▸ Requirements
Copy every line of the data below word for word, leaving out the pictures.

▸ Data provided
BEGIN

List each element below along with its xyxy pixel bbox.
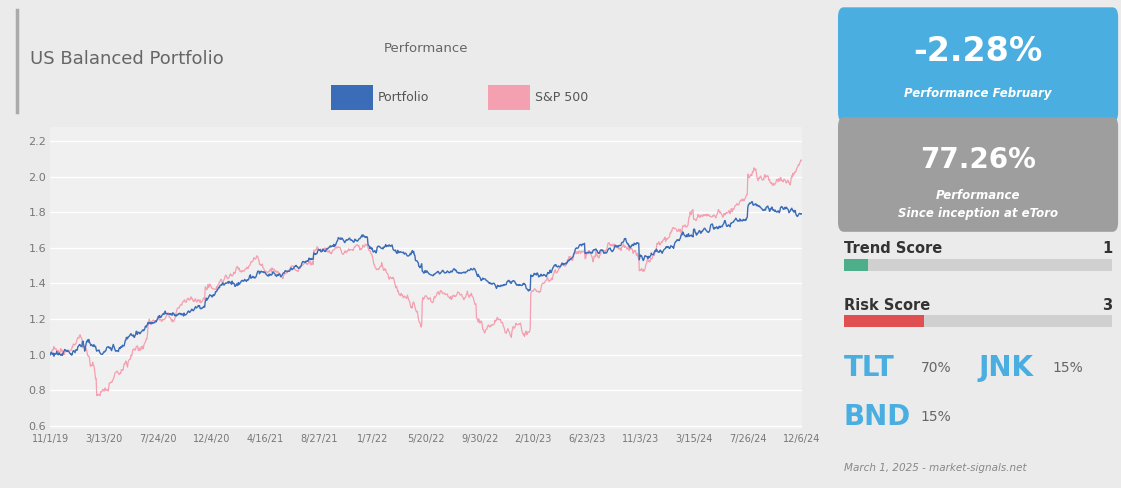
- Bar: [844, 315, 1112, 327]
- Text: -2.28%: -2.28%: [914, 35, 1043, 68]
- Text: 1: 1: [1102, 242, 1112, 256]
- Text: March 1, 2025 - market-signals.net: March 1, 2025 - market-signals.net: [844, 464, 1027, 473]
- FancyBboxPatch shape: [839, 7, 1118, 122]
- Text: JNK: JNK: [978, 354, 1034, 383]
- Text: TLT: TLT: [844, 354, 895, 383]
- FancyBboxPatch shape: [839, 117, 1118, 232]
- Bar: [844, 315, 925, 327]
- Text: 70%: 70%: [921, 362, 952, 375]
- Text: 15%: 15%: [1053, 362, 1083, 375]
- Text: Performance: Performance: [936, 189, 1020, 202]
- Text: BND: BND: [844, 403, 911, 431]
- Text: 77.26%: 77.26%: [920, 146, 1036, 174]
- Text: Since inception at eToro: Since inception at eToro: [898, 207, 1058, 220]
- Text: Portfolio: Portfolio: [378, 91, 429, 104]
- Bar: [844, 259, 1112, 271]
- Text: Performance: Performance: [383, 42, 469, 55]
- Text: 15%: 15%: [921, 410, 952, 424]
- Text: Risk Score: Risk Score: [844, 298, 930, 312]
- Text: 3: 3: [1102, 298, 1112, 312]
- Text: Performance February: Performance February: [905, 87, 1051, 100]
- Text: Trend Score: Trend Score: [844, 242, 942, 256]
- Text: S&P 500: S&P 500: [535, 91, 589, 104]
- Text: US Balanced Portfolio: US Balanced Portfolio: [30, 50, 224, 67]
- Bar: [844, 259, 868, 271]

END

▸ Problem solution
List each element below along with its xyxy pixel bbox.
- Bar: [844, 315, 1112, 327]
- Text: -2.28%: -2.28%: [914, 35, 1043, 68]
- Text: 1: 1: [1102, 242, 1112, 256]
- Text: March 1, 2025 - market-signals.net: March 1, 2025 - market-signals.net: [844, 464, 1027, 473]
- FancyBboxPatch shape: [839, 7, 1118, 122]
- Text: JNK: JNK: [978, 354, 1034, 383]
- Text: TLT: TLT: [844, 354, 895, 383]
- FancyBboxPatch shape: [839, 117, 1118, 232]
- Bar: [844, 315, 925, 327]
- Text: 70%: 70%: [921, 362, 952, 375]
- Text: 15%: 15%: [1053, 362, 1083, 375]
- Text: Performance: Performance: [936, 189, 1020, 202]
- Text: BND: BND: [844, 403, 911, 431]
- Text: 77.26%: 77.26%: [920, 146, 1036, 174]
- Text: Since inception at eToro: Since inception at eToro: [898, 207, 1058, 220]
- Text: Portfolio: Portfolio: [378, 91, 429, 104]
- Bar: [844, 259, 1112, 271]
- Text: Performance: Performance: [383, 42, 469, 55]
- Text: 15%: 15%: [921, 410, 952, 424]
- Text: Risk Score: Risk Score: [844, 298, 930, 312]
- Text: 3: 3: [1102, 298, 1112, 312]
- Text: Performance February: Performance February: [905, 87, 1051, 100]
- Text: Trend Score: Trend Score: [844, 242, 942, 256]
- Text: S&P 500: S&P 500: [535, 91, 589, 104]
- Text: US Balanced Portfolio: US Balanced Portfolio: [30, 50, 224, 67]
- Bar: [844, 259, 868, 271]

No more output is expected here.